EXTRACTED RECORDS
═══
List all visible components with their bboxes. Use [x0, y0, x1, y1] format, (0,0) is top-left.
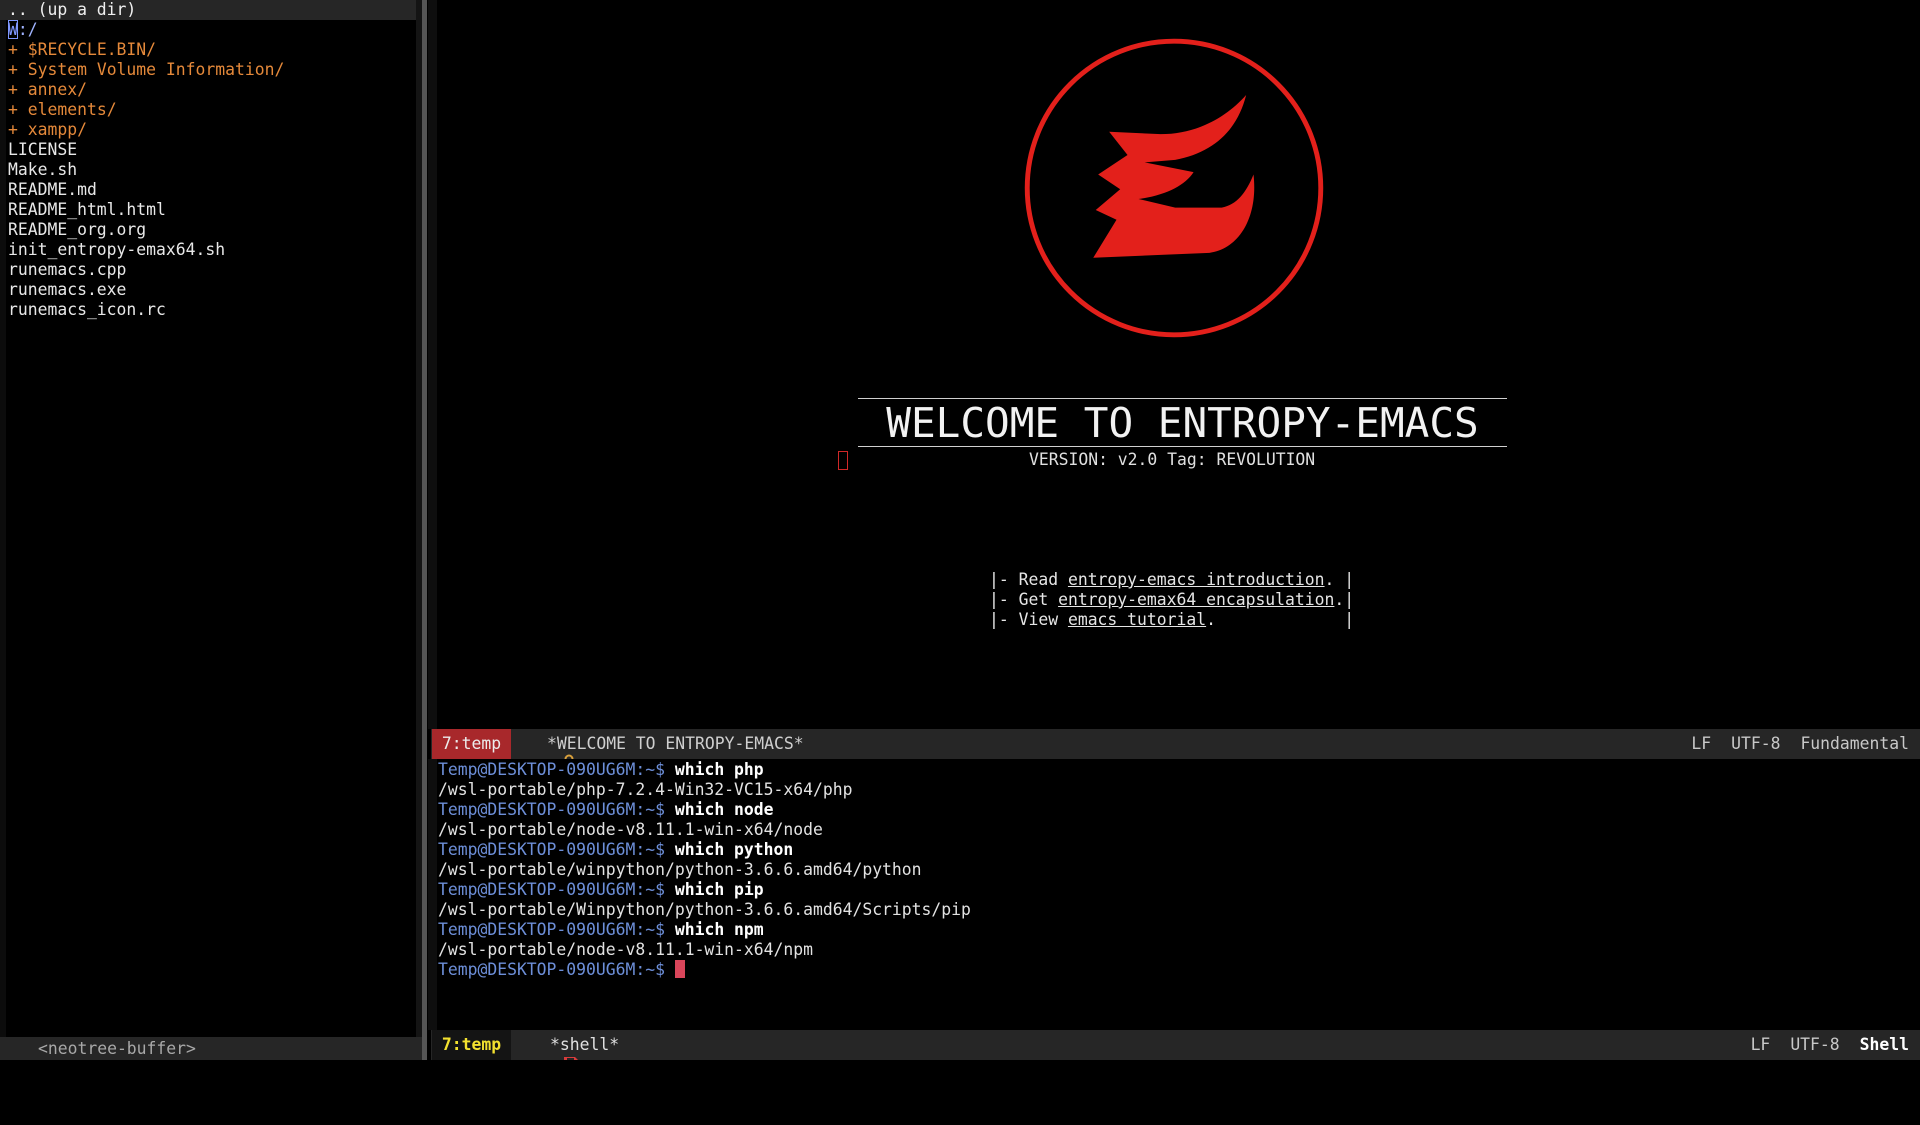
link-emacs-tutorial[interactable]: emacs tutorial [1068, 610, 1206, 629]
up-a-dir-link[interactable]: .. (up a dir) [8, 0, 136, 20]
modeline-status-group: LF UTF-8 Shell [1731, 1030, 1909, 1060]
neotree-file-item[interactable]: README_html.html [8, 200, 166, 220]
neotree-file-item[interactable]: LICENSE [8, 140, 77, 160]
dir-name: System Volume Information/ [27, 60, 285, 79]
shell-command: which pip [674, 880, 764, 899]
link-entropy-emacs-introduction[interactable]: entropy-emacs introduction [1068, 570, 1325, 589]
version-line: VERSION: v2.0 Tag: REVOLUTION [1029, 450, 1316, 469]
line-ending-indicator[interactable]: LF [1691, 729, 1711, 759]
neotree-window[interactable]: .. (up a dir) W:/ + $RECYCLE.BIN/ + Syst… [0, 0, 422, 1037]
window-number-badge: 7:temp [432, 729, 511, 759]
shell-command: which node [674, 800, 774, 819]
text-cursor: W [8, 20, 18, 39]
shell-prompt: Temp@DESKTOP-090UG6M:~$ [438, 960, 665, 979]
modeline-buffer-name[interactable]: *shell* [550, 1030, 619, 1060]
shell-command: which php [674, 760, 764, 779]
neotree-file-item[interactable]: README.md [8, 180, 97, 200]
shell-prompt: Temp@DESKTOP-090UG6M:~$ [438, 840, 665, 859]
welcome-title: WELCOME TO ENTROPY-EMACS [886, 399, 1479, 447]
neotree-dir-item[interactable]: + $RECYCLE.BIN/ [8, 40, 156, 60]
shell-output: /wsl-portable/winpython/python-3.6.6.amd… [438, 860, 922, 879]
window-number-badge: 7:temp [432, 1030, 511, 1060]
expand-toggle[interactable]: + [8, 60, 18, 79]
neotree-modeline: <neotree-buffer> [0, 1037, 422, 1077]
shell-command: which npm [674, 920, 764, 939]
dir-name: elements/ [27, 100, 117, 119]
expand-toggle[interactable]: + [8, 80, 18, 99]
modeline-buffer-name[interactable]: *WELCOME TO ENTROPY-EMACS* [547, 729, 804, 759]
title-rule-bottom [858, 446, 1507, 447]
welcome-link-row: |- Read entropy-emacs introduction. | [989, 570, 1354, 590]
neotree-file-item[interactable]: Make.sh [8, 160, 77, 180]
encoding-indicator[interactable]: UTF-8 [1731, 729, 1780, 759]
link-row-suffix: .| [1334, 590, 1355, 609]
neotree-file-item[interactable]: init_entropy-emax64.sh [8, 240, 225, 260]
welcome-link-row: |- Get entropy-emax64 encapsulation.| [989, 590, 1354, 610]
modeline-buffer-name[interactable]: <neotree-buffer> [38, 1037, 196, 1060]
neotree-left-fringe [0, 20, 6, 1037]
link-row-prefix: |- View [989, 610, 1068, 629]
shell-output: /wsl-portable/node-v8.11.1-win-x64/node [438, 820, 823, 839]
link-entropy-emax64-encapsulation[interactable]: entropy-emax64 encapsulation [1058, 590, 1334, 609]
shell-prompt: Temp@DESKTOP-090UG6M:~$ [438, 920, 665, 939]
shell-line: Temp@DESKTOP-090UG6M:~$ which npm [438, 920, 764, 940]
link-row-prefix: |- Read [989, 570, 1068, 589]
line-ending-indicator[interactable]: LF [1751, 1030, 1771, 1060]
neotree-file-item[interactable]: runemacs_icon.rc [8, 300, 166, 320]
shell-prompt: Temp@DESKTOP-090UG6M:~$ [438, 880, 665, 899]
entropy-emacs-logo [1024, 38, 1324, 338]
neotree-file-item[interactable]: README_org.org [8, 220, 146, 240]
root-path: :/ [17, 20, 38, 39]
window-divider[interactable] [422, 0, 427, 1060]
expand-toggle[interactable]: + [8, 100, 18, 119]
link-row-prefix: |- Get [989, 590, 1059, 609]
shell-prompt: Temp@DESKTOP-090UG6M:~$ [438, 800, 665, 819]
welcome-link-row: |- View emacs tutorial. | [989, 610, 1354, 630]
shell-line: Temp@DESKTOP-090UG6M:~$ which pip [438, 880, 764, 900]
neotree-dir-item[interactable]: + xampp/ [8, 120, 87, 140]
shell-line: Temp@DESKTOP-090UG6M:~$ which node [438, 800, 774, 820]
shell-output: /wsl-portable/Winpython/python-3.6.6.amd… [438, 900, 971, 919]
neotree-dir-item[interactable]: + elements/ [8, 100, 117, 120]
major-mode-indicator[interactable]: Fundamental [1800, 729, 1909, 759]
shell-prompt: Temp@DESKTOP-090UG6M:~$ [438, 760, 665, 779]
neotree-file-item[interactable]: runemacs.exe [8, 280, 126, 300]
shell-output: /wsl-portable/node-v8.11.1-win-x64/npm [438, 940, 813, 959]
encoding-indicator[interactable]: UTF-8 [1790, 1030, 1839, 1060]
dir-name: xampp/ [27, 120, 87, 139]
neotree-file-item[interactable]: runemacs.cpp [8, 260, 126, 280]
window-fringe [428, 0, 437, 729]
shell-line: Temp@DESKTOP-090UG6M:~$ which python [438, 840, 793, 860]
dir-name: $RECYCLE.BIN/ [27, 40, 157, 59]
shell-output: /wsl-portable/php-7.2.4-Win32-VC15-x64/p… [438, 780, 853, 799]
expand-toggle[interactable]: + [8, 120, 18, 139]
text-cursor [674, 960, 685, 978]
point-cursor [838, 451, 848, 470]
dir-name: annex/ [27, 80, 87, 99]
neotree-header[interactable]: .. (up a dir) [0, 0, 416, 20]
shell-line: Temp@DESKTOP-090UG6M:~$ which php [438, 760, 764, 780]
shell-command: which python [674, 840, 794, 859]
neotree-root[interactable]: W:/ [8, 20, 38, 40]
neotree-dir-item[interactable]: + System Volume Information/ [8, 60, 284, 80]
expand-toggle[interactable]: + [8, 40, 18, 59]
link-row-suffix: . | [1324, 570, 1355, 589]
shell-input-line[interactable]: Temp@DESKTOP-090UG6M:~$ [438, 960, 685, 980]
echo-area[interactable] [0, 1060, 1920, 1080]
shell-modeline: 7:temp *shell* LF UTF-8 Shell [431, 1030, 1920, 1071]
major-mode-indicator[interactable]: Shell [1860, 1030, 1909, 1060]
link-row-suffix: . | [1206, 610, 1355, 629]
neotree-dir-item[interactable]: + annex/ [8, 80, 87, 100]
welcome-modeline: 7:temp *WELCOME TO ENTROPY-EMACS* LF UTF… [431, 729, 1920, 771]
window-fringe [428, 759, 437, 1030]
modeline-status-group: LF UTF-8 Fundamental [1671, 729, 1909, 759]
═══
WHAT YOU HAVE TO DO
Quote all of the entries above word for word, but leave the pictures out of your answer.

ANSWER BELOW
List all visible components with their bboxes. Use [x0, y0, x1, y1] format, (0,0) is top-left.
link-emacs-tutorial[interactable]: emacs tutorial [1068, 610, 1206, 629]
up-a-dir-link[interactable]: .. (up a dir) [8, 0, 136, 20]
modeline-status-group: LF UTF-8 Shell [1731, 1030, 1909, 1060]
neotree-file-item[interactable]: README_html.html [8, 200, 166, 220]
neotree-file-item[interactable]: LICENSE [8, 140, 77, 160]
dir-name: System Volume Information/ [27, 60, 285, 79]
shell-command: which pip [674, 880, 764, 899]
link-entropy-emacs-introduction[interactable]: entropy-emacs introduction [1068, 570, 1325, 589]
version-line: VERSION: v2.0 Tag: REVOLUTION [1029, 450, 1316, 469]
line-ending-indicator[interactable]: LF [1691, 729, 1711, 759]
neotree-window[interactable]: .. (up a dir) W:/ + $RECYCLE.BIN/ + Syst… [0, 0, 422, 1037]
window-number-badge: 7:temp [432, 729, 511, 759]
shell-command: which node [674, 800, 774, 819]
text-cursor: W [8, 20, 18, 39]
shell-prompt: Temp@DESKTOP-090UG6M:~$ [438, 960, 665, 979]
modeline-buffer-name[interactable]: *shell* [550, 1030, 619, 1060]
shell-command: which php [674, 760, 764, 779]
neotree-file-item[interactable]: README.md [8, 180, 97, 200]
shell-prompt: Temp@DESKTOP-090UG6M:~$ [438, 840, 665, 859]
welcome-title: WELCOME TO ENTROPY-EMACS [886, 399, 1479, 447]
neotree-dir-item[interactable]: + $RECYCLE.BIN/ [8, 40, 156, 60]
shell-output: /wsl-portable/winpython/python-3.6.6.amd… [438, 860, 922, 879]
window-number-badge: 7:temp [432, 1030, 511, 1060]
expand-toggle[interactable]: + [8, 60, 18, 79]
neotree-modeline: <neotree-buffer> [0, 1037, 422, 1077]
shell-command: which npm [674, 920, 764, 939]
dir-name: elements/ [27, 100, 117, 119]
expand-toggle[interactable]: + [8, 80, 18, 99]
modeline-buffer-name[interactable]: *WELCOME TO ENTROPY-EMACS* [547, 729, 804, 759]
title-rule-bottom [858, 446, 1507, 447]
welcome-link-row: |- Read entropy-emacs introduction. | [989, 570, 1354, 590]
neotree-file-item[interactable]: Make.sh [8, 160, 77, 180]
encoding-indicator[interactable]: UTF-8 [1731, 729, 1780, 759]
link-row-suffix: .| [1334, 590, 1355, 609]
neotree-file-item[interactable]: init_entropy-emax64.sh [8, 240, 225, 260]
welcome-link-row: |- Get entropy-emax64 encapsulation.| [989, 590, 1354, 610]
modeline-buffer-name[interactable]: <neotree-buffer> [38, 1037, 196, 1060]
neotree-left-fringe [0, 20, 6, 1037]
link-row-prefix: |- View [989, 610, 1068, 629]
shell-output: /wsl-portable/node-v8.11.1-win-x64/node [438, 820, 823, 839]
link-entropy-emax64-encapsulation[interactable]: entropy-emax64 encapsulation [1058, 590, 1334, 609]
shell-prompt: Temp@DESKTOP-090UG6M:~$ [438, 920, 665, 939]
shell-line: Temp@DESKTOP-090UG6M:~$ which npm [438, 920, 764, 940]
link-row-prefix: |- Read [989, 570, 1068, 589]
line-ending-indicator[interactable]: LF [1751, 1030, 1771, 1060]
neotree-file-item[interactable]: runemacs_icon.rc [8, 300, 166, 320]
shell-prompt: Temp@DESKTOP-090UG6M:~$ [438, 880, 665, 899]
entropy-emacs-logo [1024, 38, 1324, 338]
neotree-file-item[interactable]: README_org.org [8, 220, 146, 240]
root-path: :/ [17, 20, 38, 39]
window-divider[interactable] [422, 0, 427, 1060]
expand-toggle[interactable]: + [8, 100, 18, 119]
link-row-prefix: |- Get [989, 590, 1059, 609]
shell-prompt: Temp@DESKTOP-090UG6M:~$ [438, 800, 665, 819]
welcome-link-row: |- View emacs tutorial. | [989, 610, 1354, 630]
shell-line: Temp@DESKTOP-090UG6M:~$ which pip [438, 880, 764, 900]
neotree-dir-item[interactable]: + xampp/ [8, 120, 87, 140]
shell-line: Temp@DESKTOP-090UG6M:~$ which node [438, 800, 774, 820]
shell-output: /wsl-portable/Winpython/python-3.6.6.amd… [438, 900, 971, 919]
neotree-dir-item[interactable]: + elements/ [8, 100, 117, 120]
major-mode-indicator[interactable]: Fundamental [1800, 729, 1909, 759]
shell-prompt: Temp@DESKTOP-090UG6M:~$ [438, 760, 665, 779]
neotree-file-item[interactable]: runemacs.exe [8, 280, 126, 300]
shell-output: /wsl-portable/node-v8.11.1-win-x64/npm [438, 940, 813, 959]
encoding-indicator[interactable]: UTF-8 [1790, 1030, 1839, 1060]
dir-name: xampp/ [27, 120, 87, 139]
neotree-file-item[interactable]: runemacs.cpp [8, 260, 126, 280]
window-fringe [428, 0, 437, 729]
shell-line: Temp@DESKTOP-090UG6M:~$ which python [438, 840, 793, 860]
dir-name: $RECYCLE.BIN/ [27, 40, 157, 59]
shell-output: /wsl-portable/php-7.2.4-Win32-VC15-x64/p… [438, 780, 853, 799]
expand-toggle[interactable]: + [8, 120, 18, 139]
text-cursor [674, 960, 685, 978]
point-cursor [838, 451, 848, 470]
dir-name: annex/ [27, 80, 87, 99]
neotree-header[interactable]: .. (up a dir) [0, 0, 416, 20]
shell-line: Temp@DESKTOP-090UG6M:~$ which php [438, 760, 764, 780]
shell-command: which python [674, 840, 794, 859]
neotree-root[interactable]: W:/ [8, 20, 38, 40]
neotree-dir-item[interactable]: + System Volume Information/ [8, 60, 284, 80]
expand-toggle[interactable]: + [8, 40, 18, 59]
link-row-suffix: . | [1324, 570, 1355, 589]
shell-input-line[interactable]: Temp@DESKTOP-090UG6M:~$ [438, 960, 685, 980]
echo-area[interactable] [0, 1060, 1920, 1080]
shell-modeline: 7:temp *shell* LF UTF-8 Shell [431, 1030, 1920, 1071]
major-mode-indicator[interactable]: Shell [1860, 1030, 1909, 1060]
link-row-suffix: . | [1206, 610, 1355, 629]
neotree-dir-item[interactable]: + annex/ [8, 80, 87, 100]
welcome-modeline: 7:temp *WELCOME TO ENTROPY-EMACS* LF UTF… [431, 729, 1920, 771]
window-fringe [428, 759, 437, 1030]
modeline-status-group: LF UTF-8 Fundamental [1671, 729, 1909, 759]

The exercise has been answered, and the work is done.